§ Exercise description
Output the data below in full, byte for byte. Nothing may differ.

§ Dataset entries
────────

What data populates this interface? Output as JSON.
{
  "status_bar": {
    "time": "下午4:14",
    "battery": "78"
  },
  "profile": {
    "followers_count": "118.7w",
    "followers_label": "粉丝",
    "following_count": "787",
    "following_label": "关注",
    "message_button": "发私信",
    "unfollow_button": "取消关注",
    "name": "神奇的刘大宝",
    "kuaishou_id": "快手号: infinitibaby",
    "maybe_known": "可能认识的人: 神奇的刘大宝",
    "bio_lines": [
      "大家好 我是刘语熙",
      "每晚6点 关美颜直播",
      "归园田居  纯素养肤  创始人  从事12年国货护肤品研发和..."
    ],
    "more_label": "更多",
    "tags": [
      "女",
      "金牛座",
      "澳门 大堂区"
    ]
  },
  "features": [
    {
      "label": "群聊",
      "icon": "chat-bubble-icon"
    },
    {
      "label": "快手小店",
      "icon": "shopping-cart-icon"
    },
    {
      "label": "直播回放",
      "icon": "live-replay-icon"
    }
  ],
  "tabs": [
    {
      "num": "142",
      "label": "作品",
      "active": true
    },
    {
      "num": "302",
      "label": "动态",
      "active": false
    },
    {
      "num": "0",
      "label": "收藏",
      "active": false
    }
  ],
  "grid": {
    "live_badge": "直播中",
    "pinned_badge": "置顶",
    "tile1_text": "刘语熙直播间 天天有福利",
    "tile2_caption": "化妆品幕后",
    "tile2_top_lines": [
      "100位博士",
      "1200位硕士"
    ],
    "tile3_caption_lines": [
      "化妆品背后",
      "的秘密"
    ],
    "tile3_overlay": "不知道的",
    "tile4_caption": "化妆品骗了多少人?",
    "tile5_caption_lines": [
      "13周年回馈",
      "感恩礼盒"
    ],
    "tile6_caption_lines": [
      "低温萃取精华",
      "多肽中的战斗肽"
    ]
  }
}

────────

§ Response to the exercise
What data populates this interface? Output as JSON.
{
  "status_bar": {
    "time": "下午4:14",
    "battery": "78"
  },
  "profile": {
    "followers_count": "118.7w",
    "followers_label": "粉丝",
    "following_count": "787",
    "following_label": "关注",
    "message_button": "发私信",
    "unfollow_button": "取消关注",
    "name": "神奇的刘大宝",
    "kuaishou_id": "快手号: infinitibaby",
    "maybe_known": "可能认识的人: 神奇的刘大宝",
    "bio_lines": [
      "大家好 我是刘语熙",
      "每晚6点 关美颜直播",
      "归园田居  纯素养肤  创始人  从事12年国货护肤品研发和..."
    ],
    "more_label": "更多",
    "tags": [
      "女",
      "金牛座",
      "澳门 大堂区"
    ]
  },
  "features": [
    {
      "label": "群聊",
      "icon": "chat-bubble-icon"
    },
    {
      "label": "快手小店",
      "icon": "shopping-cart-icon"
    },
    {
      "label": "直播回放",
      "icon": "live-replay-icon"
    }
  ],
  "tabs": [
    {
      "num": "142",
      "label": "作品",
      "active": true
    },
    {
      "num": "302",
      "label": "动态",
      "active": false
    },
    {
      "num": "0",
      "label": "收藏",
      "active": false
    }
  ],
  "grid": {
    "live_badge": "直播中",
    "pinned_badge": "置顶",
    "tile1_text": "刘语熙直播间 天天有福利",
    "tile2_caption": "化妆品幕后",
    "tile2_top_lines": [
      "100位博士",
      "1200位硕士"
    ],
    "tile3_caption_lines": [
      "化妆品背后",
      "的秘密"
    ],
    "tile3_overlay": "不知道的",
    "tile4_caption": "化妆品骗了多少人?",
    "tile5_caption_lines": [
      "13周年回馈",
      "感恩礼盒"
    ],
    "tile6_caption_lines": [
      "低温萃取精华",
      "多肽中的战斗肽"
    ]
  }
}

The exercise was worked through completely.